◆ SOURCE DATA:
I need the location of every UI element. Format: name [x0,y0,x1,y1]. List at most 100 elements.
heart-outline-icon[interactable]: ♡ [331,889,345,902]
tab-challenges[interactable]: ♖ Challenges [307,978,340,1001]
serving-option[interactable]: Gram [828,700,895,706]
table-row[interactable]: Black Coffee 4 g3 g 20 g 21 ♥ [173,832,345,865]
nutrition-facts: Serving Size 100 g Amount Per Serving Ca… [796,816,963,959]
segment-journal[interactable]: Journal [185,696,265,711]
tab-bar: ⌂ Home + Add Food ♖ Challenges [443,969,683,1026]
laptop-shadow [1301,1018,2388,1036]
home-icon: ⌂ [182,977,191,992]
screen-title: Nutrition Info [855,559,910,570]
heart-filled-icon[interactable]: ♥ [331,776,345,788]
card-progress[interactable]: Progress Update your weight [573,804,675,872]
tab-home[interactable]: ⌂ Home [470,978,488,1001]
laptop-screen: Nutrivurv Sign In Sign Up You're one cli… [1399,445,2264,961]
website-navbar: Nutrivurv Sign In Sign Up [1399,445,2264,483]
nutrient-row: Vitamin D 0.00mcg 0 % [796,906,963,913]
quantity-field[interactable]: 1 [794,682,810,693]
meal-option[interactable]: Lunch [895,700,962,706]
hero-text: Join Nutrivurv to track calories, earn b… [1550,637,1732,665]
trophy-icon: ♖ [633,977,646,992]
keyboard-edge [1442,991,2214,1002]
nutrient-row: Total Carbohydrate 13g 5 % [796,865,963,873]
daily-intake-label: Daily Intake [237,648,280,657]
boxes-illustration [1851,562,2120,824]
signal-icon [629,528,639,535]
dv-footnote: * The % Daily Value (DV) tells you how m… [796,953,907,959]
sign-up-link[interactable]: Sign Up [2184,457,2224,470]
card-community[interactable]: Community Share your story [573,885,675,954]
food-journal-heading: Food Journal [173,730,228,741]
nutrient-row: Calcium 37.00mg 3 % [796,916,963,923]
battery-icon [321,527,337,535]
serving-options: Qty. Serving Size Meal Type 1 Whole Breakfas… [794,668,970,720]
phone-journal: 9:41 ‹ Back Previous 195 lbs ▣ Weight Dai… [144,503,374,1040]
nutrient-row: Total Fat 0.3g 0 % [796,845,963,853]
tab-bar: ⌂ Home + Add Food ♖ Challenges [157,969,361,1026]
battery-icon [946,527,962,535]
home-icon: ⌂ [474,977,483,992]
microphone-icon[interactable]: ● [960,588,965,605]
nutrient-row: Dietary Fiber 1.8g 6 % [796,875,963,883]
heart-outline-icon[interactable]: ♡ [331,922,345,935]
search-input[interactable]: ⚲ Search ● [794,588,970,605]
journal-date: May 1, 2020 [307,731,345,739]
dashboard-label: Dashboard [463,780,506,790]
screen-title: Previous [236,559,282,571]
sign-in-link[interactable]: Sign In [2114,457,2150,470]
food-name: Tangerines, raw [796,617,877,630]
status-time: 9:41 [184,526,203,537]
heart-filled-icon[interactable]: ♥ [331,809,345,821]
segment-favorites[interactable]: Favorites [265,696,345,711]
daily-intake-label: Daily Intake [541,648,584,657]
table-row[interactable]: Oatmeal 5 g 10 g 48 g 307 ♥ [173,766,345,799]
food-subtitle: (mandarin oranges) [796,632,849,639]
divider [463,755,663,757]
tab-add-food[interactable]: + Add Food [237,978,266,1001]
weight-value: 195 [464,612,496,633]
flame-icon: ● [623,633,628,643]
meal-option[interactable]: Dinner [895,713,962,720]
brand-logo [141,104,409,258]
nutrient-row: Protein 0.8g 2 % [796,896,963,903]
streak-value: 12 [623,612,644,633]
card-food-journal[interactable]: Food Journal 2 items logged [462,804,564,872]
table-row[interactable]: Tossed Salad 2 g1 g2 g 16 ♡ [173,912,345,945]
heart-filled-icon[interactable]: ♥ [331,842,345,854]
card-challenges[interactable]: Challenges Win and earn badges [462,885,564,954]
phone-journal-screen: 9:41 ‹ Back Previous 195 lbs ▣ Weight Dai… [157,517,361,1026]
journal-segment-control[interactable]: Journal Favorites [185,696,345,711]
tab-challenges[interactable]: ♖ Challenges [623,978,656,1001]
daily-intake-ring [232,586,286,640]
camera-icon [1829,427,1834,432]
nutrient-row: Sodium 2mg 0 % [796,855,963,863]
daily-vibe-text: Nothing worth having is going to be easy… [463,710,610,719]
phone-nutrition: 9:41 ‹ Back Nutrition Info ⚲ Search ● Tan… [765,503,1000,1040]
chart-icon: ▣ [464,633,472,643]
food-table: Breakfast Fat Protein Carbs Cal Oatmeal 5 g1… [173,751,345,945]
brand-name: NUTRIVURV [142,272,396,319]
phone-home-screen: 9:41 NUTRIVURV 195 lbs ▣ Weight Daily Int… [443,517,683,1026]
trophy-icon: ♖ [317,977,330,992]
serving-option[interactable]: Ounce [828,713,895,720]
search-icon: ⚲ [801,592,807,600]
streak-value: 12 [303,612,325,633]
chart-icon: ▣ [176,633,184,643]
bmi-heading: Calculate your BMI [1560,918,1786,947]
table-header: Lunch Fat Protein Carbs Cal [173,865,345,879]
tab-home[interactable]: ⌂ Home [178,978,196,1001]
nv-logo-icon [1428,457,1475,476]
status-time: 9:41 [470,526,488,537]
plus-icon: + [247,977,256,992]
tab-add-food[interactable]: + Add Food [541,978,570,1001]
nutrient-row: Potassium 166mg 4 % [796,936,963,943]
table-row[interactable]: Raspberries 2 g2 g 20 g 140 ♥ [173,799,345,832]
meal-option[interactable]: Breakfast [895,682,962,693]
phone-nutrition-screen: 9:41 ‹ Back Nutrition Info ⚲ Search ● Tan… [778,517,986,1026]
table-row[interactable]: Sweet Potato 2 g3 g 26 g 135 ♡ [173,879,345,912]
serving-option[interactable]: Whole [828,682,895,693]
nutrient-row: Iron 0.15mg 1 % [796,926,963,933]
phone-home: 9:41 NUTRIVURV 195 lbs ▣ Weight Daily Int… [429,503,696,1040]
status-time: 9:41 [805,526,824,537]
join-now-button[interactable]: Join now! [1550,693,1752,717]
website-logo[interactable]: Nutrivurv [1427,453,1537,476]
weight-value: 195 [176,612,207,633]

◆ WHAT TO PRODUCE: Once more, write down the full material exactly as it appears.

◆ RESPONSE BOX:
I need the location of every UI element. Format: name [x0,y0,x1,y1]. List at most 100 elements.
heart-outline-icon[interactable]: ♡ [331,889,345,902]
tab-challenges[interactable]: ♖ Challenges [307,978,340,1001]
serving-option[interactable]: Gram [828,700,895,706]
table-row[interactable]: Black Coffee 4 g3 g 20 g 21 ♥ [173,832,345,865]
nutrition-facts: Serving Size 100 g Amount Per Serving Ca… [796,816,963,959]
segment-journal[interactable]: Journal [185,696,265,711]
tab-bar: ⌂ Home + Add Food ♖ Challenges [443,969,683,1026]
laptop-shadow [1301,1018,2388,1036]
home-icon: ⌂ [182,977,191,992]
screen-title: Nutrition Info [855,559,910,570]
heart-filled-icon[interactable]: ♥ [331,776,345,788]
card-progress[interactable]: Progress Update your weight [573,804,675,872]
tab-home[interactable]: ⌂ Home [470,978,488,1001]
laptop-screen: Nutrivurv Sign In Sign Up You're one cli… [1399,445,2264,961]
website-navbar: Nutrivurv Sign In Sign Up [1399,445,2264,483]
nutrient-row: Vitamin D 0.00mcg 0 % [796,906,963,913]
quantity-field[interactable]: 1 [794,682,810,693]
meal-option[interactable]: Lunch [895,700,962,706]
hero-text: Join Nutrivurv to track calories, earn b… [1550,637,1732,665]
trophy-icon: ♖ [633,977,646,992]
keyboard-edge [1442,991,2214,1002]
nutrient-row: Total Carbohydrate 13g 5 % [796,865,963,873]
daily-intake-label: Daily Intake [237,648,280,657]
boxes-illustration [1851,562,2120,824]
signal-icon [629,528,639,535]
dv-footnote: * The % Daily Value (DV) tells you how m… [796,953,907,959]
sign-up-link[interactable]: Sign Up [2184,457,2224,470]
card-community[interactable]: Community Share your story [573,885,675,954]
food-journal-heading: Food Journal [173,730,228,741]
nutrient-row: Calcium 37.00mg 3 % [796,916,963,923]
battery-icon [321,527,337,535]
serving-options: Qty. Serving Size Meal Type 1 Whole Breakfas… [794,668,970,720]
phone-journal: 9:41 ‹ Back Previous 195 lbs ▣ Weight Dai… [144,503,374,1040]
nutrient-row: Total Fat 0.3g 0 % [796,845,963,853]
tab-bar: ⌂ Home + Add Food ♖ Challenges [157,969,361,1026]
battery-icon [946,527,962,535]
home-icon: ⌂ [474,977,483,992]
microphone-icon[interactable]: ● [960,588,965,605]
nutrient-row: Dietary Fiber 1.8g 6 % [796,875,963,883]
heart-outline-icon[interactable]: ♡ [331,922,345,935]
search-input[interactable]: ⚲ Search ● [794,588,970,605]
journal-date: May 1, 2020 [307,731,345,739]
dashboard-label: Dashboard [463,780,506,790]
screen-title: Previous [236,559,282,571]
sign-in-link[interactable]: Sign In [2114,457,2150,470]
food-name: Tangerines, raw [796,617,877,630]
status-time: 9:41 [184,526,203,537]
heart-filled-icon[interactable]: ♥ [331,809,345,821]
segment-favorites[interactable]: Favorites [265,696,345,711]
daily-intake-label: Daily Intake [541,648,584,657]
table-row[interactable]: Oatmeal 5 g 10 g 48 g 307 ♥ [173,766,345,799]
food-subtitle: (mandarin oranges) [796,632,849,639]
divider [463,755,663,757]
tab-add-food[interactable]: + Add Food [237,978,266,1001]
weight-value: 195 [464,612,496,633]
flame-icon: ● [623,633,628,643]
meal-option[interactable]: Dinner [895,713,962,720]
brand-logo [141,104,409,258]
nutrient-row: Protein 0.8g 2 % [796,896,963,903]
streak-value: 12 [623,612,644,633]
card-food-journal[interactable]: Food Journal 2 items logged [462,804,564,872]
table-row[interactable]: Tossed Salad 2 g1 g2 g 16 ♡ [173,912,345,945]
heart-filled-icon[interactable]: ♥ [331,842,345,854]
card-challenges[interactable]: Challenges Win and earn badges [462,885,564,954]
phone-journal-screen: 9:41 ‹ Back Previous 195 lbs ▣ Weight Dai… [157,517,361,1026]
journal-segment-control[interactable]: Journal Favorites [185,696,345,711]
tab-challenges[interactable]: ♖ Challenges [623,978,656,1001]
daily-intake-ring [232,586,286,640]
camera-icon [1829,427,1834,432]
nutrient-row: Sodium 2mg 0 % [796,855,963,863]
daily-vibe-text: Nothing worth having is going to be easy… [463,710,610,719]
phone-nutrition: 9:41 ‹ Back Nutrition Info ⚲ Search ● Tan… [765,503,1000,1040]
chart-icon: ▣ [464,633,472,643]
food-table: Breakfast Fat Protein Carbs Cal Oatmeal 5 g1… [173,751,345,945]
brand-name: NUTRIVURV [142,272,396,319]
phone-home-screen: 9:41 NUTRIVURV 195 lbs ▣ Weight Daily Int… [443,517,683,1026]
trophy-icon: ♖ [317,977,330,992]
serving-option[interactable]: Ounce [828,713,895,720]
search-icon: ⚲ [801,592,807,600]
streak-value: 12 [303,612,325,633]
chart-icon: ▣ [176,633,184,643]
bmi-heading: Calculate your BMI [1560,918,1786,947]
table-header: Lunch Fat Protein Carbs Cal [173,865,345,879]
tab-home[interactable]: ⌂ Home [178,978,196,1001]
nv-logo-icon [1428,457,1475,476]
status-time: 9:41 [470,526,488,537]
plus-icon: + [247,977,256,992]
tab-add-food[interactable]: + Add Food [541,978,570,1001]
nutrient-row: Potassium 166mg 4 % [796,936,963,943]
table-row[interactable]: Raspberries 2 g2 g 20 g 140 ♥ [173,799,345,832]
meal-option[interactable]: Breakfast [895,682,962,693]
phone-nutrition-screen: 9:41 ‹ Back Nutrition Info ⚲ Search ● Tan… [778,517,986,1026]
table-row[interactable]: Sweet Potato 2 g3 g 26 g 135 ♡ [173,879,345,912]
serving-option[interactable]: Whole [828,682,895,693]
nutrient-row: Iron 0.15mg 1 % [796,926,963,933]
phone-home: 9:41 NUTRIVURV 195 lbs ▣ Weight Daily Int… [429,503,696,1040]
status-time: 9:41 [805,526,824,537]
join-now-button[interactable]: Join now! [1550,693,1752,717]
website-logo[interactable]: Nutrivurv [1427,453,1537,476]
weight-value: 195 [176,612,207,633]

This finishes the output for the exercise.